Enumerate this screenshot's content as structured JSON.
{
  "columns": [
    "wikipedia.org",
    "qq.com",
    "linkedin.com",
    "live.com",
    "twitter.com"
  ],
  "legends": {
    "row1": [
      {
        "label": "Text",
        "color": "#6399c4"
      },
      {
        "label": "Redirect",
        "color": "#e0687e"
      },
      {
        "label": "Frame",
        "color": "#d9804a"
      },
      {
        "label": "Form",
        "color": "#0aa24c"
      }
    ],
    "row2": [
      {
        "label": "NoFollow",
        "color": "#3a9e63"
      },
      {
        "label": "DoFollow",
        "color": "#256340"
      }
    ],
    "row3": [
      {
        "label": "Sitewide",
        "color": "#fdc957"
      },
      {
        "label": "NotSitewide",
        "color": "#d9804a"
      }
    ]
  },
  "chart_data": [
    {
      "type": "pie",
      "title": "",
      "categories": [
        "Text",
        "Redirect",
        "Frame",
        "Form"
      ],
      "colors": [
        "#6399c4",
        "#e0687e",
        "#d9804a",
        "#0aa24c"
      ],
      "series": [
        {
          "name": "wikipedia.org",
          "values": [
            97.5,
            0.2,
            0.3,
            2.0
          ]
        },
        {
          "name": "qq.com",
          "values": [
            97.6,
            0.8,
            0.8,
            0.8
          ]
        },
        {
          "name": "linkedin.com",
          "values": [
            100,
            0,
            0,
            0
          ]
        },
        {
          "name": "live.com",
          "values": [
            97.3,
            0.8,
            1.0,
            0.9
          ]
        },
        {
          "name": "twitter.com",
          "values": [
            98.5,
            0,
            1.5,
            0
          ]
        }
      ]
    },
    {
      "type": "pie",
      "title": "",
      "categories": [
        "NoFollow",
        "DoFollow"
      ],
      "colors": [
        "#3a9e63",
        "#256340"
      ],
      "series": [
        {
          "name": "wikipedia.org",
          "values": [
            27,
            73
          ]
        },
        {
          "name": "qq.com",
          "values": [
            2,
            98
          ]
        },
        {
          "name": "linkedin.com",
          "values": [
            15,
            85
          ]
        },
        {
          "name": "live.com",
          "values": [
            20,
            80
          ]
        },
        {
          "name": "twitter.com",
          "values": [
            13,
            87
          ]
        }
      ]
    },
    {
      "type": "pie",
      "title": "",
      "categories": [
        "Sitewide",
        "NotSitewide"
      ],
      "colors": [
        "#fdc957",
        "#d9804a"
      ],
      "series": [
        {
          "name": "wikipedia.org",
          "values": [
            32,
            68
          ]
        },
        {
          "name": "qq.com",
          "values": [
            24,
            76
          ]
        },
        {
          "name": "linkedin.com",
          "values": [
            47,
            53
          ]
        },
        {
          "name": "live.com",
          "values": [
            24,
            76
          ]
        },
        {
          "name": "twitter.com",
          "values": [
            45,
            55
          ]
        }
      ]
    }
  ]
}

▶ **WHAT IS NEEDED**: Retype every record above exactly as it appears.

▶ **TASK ANSWER**:
Enumerate this screenshot's content as structured JSON.
{
  "columns": [
    "wikipedia.org",
    "qq.com",
    "linkedin.com",
    "live.com",
    "twitter.com"
  ],
  "legends": {
    "row1": [
      {
        "label": "Text",
        "color": "#6399c4"
      },
      {
        "label": "Redirect",
        "color": "#e0687e"
      },
      {
        "label": "Frame",
        "color": "#d9804a"
      },
      {
        "label": "Form",
        "color": "#0aa24c"
      }
    ],
    "row2": [
      {
        "label": "NoFollow",
        "color": "#3a9e63"
      },
      {
        "label": "DoFollow",
        "color": "#256340"
      }
    ],
    "row3": [
      {
        "label": "Sitewide",
        "color": "#fdc957"
      },
      {
        "label": "NotSitewide",
        "color": "#d9804a"
      }
    ]
  },
  "chart_data": [
    {
      "type": "pie",
      "title": "",
      "categories": [
        "Text",
        "Redirect",
        "Frame",
        "Form"
      ],
      "colors": [
        "#6399c4",
        "#e0687e",
        "#d9804a",
        "#0aa24c"
      ],
      "series": [
        {
          "name": "wikipedia.org",
          "values": [
            97.5,
            0.2,
            0.3,
            2.0
          ]
        },
        {
          "name": "qq.com",
          "values": [
            97.6,
            0.8,
            0.8,
            0.8
          ]
        },
        {
          "name": "linkedin.com",
          "values": [
            100,
            0,
            0,
            0
          ]
        },
        {
          "name": "live.com",
          "values": [
            97.3,
            0.8,
            1.0,
            0.9
          ]
        },
        {
          "name": "twitter.com",
          "values": [
            98.5,
            0,
            1.5,
            0
          ]
        }
      ]
    },
    {
      "type": "pie",
      "title": "",
      "categories": [
        "NoFollow",
        "DoFollow"
      ],
      "colors": [
        "#3a9e63",
        "#256340"
      ],
      "series": [
        {
          "name": "wikipedia.org",
          "values": [
            27,
            73
          ]
        },
        {
          "name": "qq.com",
          "values": [
            2,
            98
          ]
        },
        {
          "name": "linkedin.com",
          "values": [
            15,
            85
          ]
        },
        {
          "name": "live.com",
          "values": [
            20,
            80
          ]
        },
        {
          "name": "twitter.com",
          "values": [
            13,
            87
          ]
        }
      ]
    },
    {
      "type": "pie",
      "title": "",
      "categories": [
        "Sitewide",
        "NotSitewide"
      ],
      "colors": [
        "#fdc957",
        "#d9804a"
      ],
      "series": [
        {
          "name": "wikipedia.org",
          "values": [
            32,
            68
          ]
        },
        {
          "name": "qq.com",
          "values": [
            24,
            76
          ]
        },
        {
          "name": "linkedin.com",
          "values": [
            47,
            53
          ]
        },
        {
          "name": "live.com",
          "values": [
            24,
            76
          ]
        },
        {
          "name": "twitter.com",
          "values": [
            45,
            55
          ]
        }
      ]
    }
  ]
}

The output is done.